> [Aim]: Go through the material below and count the lines with the string "category"; the number is the whole answer.

> [Entries shown]:
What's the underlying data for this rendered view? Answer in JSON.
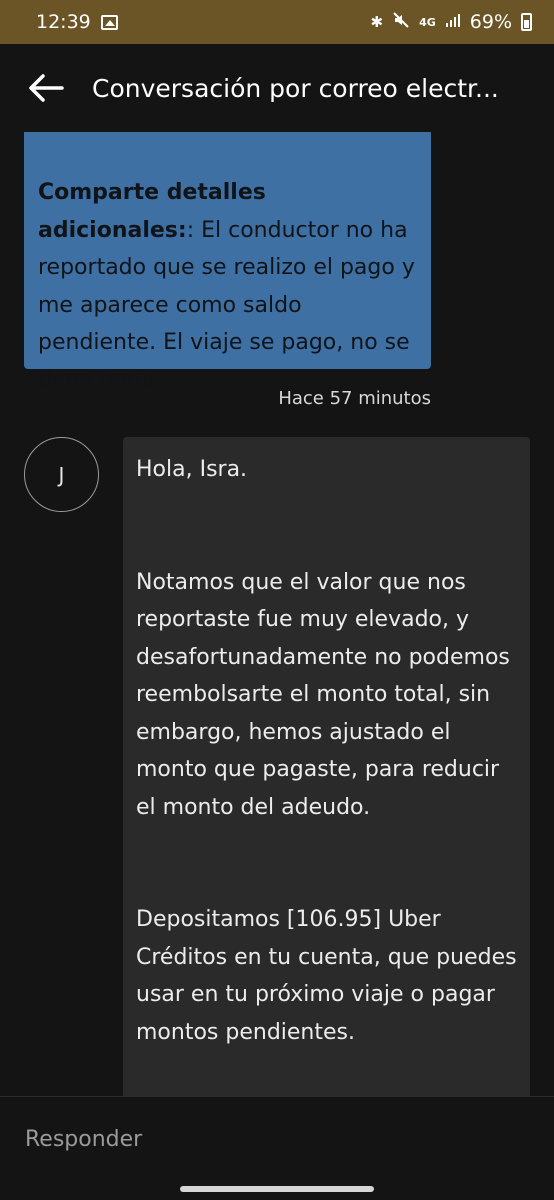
{
  "status_bar": {
    "time": "12:39",
    "battery": "69%",
    "network": "4G"
  },
  "header": {
    "title": "Conversación por correo electr..."
  },
  "messages": {
    "sent": {
      "label": "Comparte detalles adicionales:",
      "text": ": El conductor no ha reportado que se realizo el pago y me aparece como saldo pendiente. El viaje se pago, no se debe nada",
      "time": "Hace 57 minutos"
    },
    "received": {
      "avatar_initial": "J",
      "greeting": "Hola, Isra.",
      "paragraph1": "Notamos que el valor que nos reportaste fue muy elevado, y desafortunadamente no podemos reembolsarte el monto total, sin embargo, hemos ajustado el monto que pagaste, para reducir el monto del adeudo.",
      "paragraph2": "Depositamos [106.95] Uber Créditos en tu cuenta, que puedes usar en tu próximo viaje o pagar montos pendientes."
    }
  },
  "reply": {
    "placeholder": "Responder"
  },
  "colors": {
    "status_bar": "#6b5527",
    "sent_bubble": "#3f70a3",
    "received_bubble": "#2a2a2a",
    "background": "#141414"
  }
}
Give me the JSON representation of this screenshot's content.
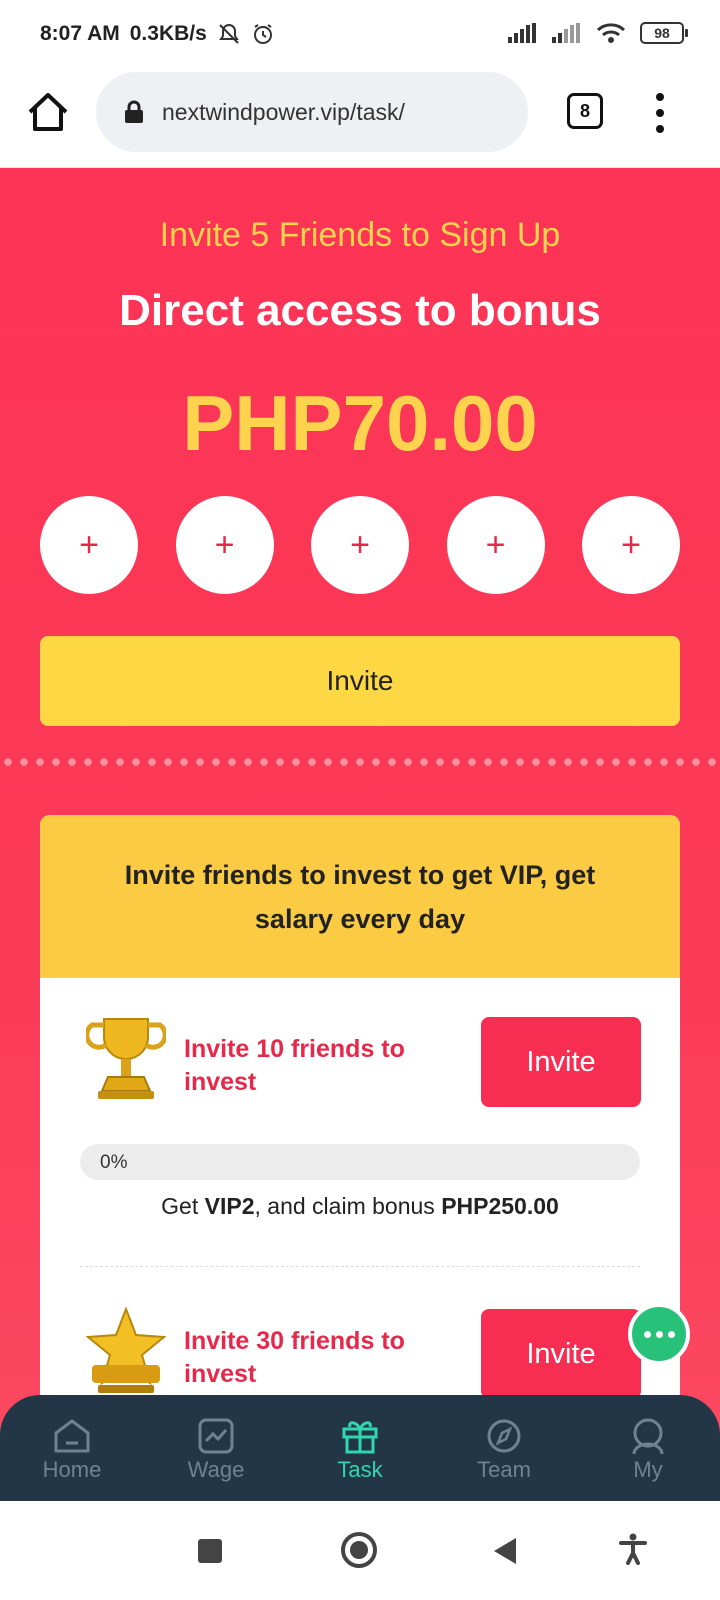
{
  "status_bar": {
    "time": "8:07 AM",
    "net_speed": "0.3KB/s",
    "battery": "98"
  },
  "browser": {
    "url": "nextwindpower.vip/task/",
    "tab_count": "8"
  },
  "promo": {
    "subtitle": "Invite 5 Friends to Sign Up",
    "title": "Direct access to bonus",
    "amount": "PHP70.00",
    "slots": [
      "+",
      "+",
      "+",
      "+",
      "+"
    ],
    "invite_label": "Invite"
  },
  "vip_card": {
    "heading": "Invite friends to invest to get VIP, get salary every day",
    "tasks": [
      {
        "icon": "trophy-icon",
        "label": "Invite 10 friends to invest",
        "button": "Invite",
        "progress_text": "0%",
        "progress_value": 0,
        "reward_prefix": "Get ",
        "reward_vip": "VIP2",
        "reward_mid": ", and claim bonus ",
        "reward_amount": "PHP250.00"
      },
      {
        "icon": "star-icon",
        "label": "Invite 30 friends to invest",
        "button": "Invite"
      }
    ]
  },
  "tabbar": {
    "items": [
      {
        "label": "Home",
        "icon": "home-icon",
        "active": false
      },
      {
        "label": "Wage",
        "icon": "chart-icon",
        "active": false
      },
      {
        "label": "Task",
        "icon": "gift-icon",
        "active": true
      },
      {
        "label": "Team",
        "icon": "compass-icon",
        "active": false
      },
      {
        "label": "My",
        "icon": "user-icon",
        "active": false
      }
    ]
  },
  "colors": {
    "primary_red": "#fd3355",
    "accent_yellow": "#ffd34d",
    "tabbar_bg": "#233648",
    "tab_active": "#30d6b0",
    "chat_green": "#27c17a"
  }
}
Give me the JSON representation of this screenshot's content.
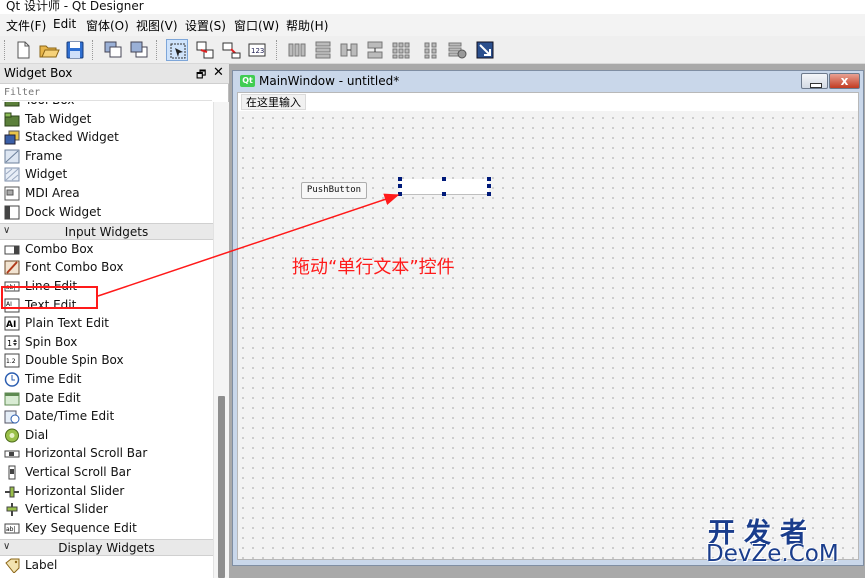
{
  "app": {
    "title": "Qt 设计师 - Qt Designer"
  },
  "menubar": [
    "文件(F)",
    "Edit",
    "窗体(O)",
    "视图(V)",
    "设置(S)",
    "窗口(W)",
    "帮助(H)"
  ],
  "widget_box": {
    "title": "Widget Box",
    "float_glyph": "🗗",
    "close_glyph": "✕",
    "filter_placeholder": "Filter",
    "items": [
      {
        "label": "Tool Box",
        "icon": "tool-box-icon"
      },
      {
        "label": "Tab Widget",
        "icon": "tab-widget-icon"
      },
      {
        "label": "Stacked Widget",
        "icon": "stacked-widget-icon"
      },
      {
        "label": "Frame",
        "icon": "frame-icon"
      },
      {
        "label": "Widget",
        "icon": "widget-icon"
      },
      {
        "label": "MDI Area",
        "icon": "mdi-area-icon"
      },
      {
        "label": "Dock Widget",
        "icon": "dock-widget-icon"
      },
      {
        "category": "Input Widgets"
      },
      {
        "label": "Combo Box",
        "icon": "combo-box-icon"
      },
      {
        "label": "Font Combo Box",
        "icon": "font-combo-box-icon"
      },
      {
        "label": "Line Edit",
        "icon": "line-edit-icon"
      },
      {
        "label": "Text Edit",
        "icon": "text-edit-icon"
      },
      {
        "label": "Plain Text Edit",
        "icon": "plain-text-edit-icon"
      },
      {
        "label": "Spin Box",
        "icon": "spin-box-icon"
      },
      {
        "label": "Double Spin Box",
        "icon": "double-spin-box-icon"
      },
      {
        "label": "Time Edit",
        "icon": "time-edit-icon"
      },
      {
        "label": "Date Edit",
        "icon": "date-edit-icon"
      },
      {
        "label": "Date/Time Edit",
        "icon": "date-time-edit-icon"
      },
      {
        "label": "Dial",
        "icon": "dial-icon"
      },
      {
        "label": "Horizontal Scroll Bar",
        "icon": "horizontal-scroll-bar-icon"
      },
      {
        "label": "Vertical Scroll Bar",
        "icon": "vertical-scroll-bar-icon"
      },
      {
        "label": "Horizontal Slider",
        "icon": "horizontal-slider-icon"
      },
      {
        "label": "Vertical Slider",
        "icon": "vertical-slider-icon"
      },
      {
        "label": "Key Sequence Edit",
        "icon": "key-sequence-edit-icon"
      },
      {
        "category": "Display Widgets"
      },
      {
        "label": "Label",
        "icon": "label-icon"
      }
    ]
  },
  "subwindow": {
    "title": "MainWindow - untitled*",
    "icon_text": "Qt",
    "close_glyph": "x",
    "form_menu_item": "在这里输入",
    "pushbutton_label": "PushButton"
  },
  "annotation": {
    "text": "拖动“单行文本”控件",
    "color": "#ff1a1a"
  },
  "watermark": {
    "line1": "开发者",
    "line2": "DevZe.CoM",
    "color": "#1a3d8c"
  },
  "toolbar": [
    "new-file-icon",
    "open-file-icon",
    "save-icon",
    "send-to-back-icon",
    "bring-to-front-icon",
    "edit-widgets-icon",
    "edit-signals-slots-icon",
    "edit-buddies-icon",
    "edit-tab-order-icon",
    "layout-horizontal-icon",
    "layout-vertical-icon",
    "layout-horizontal-splitter-icon",
    "layout-vertical-splitter-icon",
    "layout-grid-icon",
    "layout-form-icon",
    "break-layout-icon",
    "adjust-size-icon"
  ]
}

> [Written reply]: 2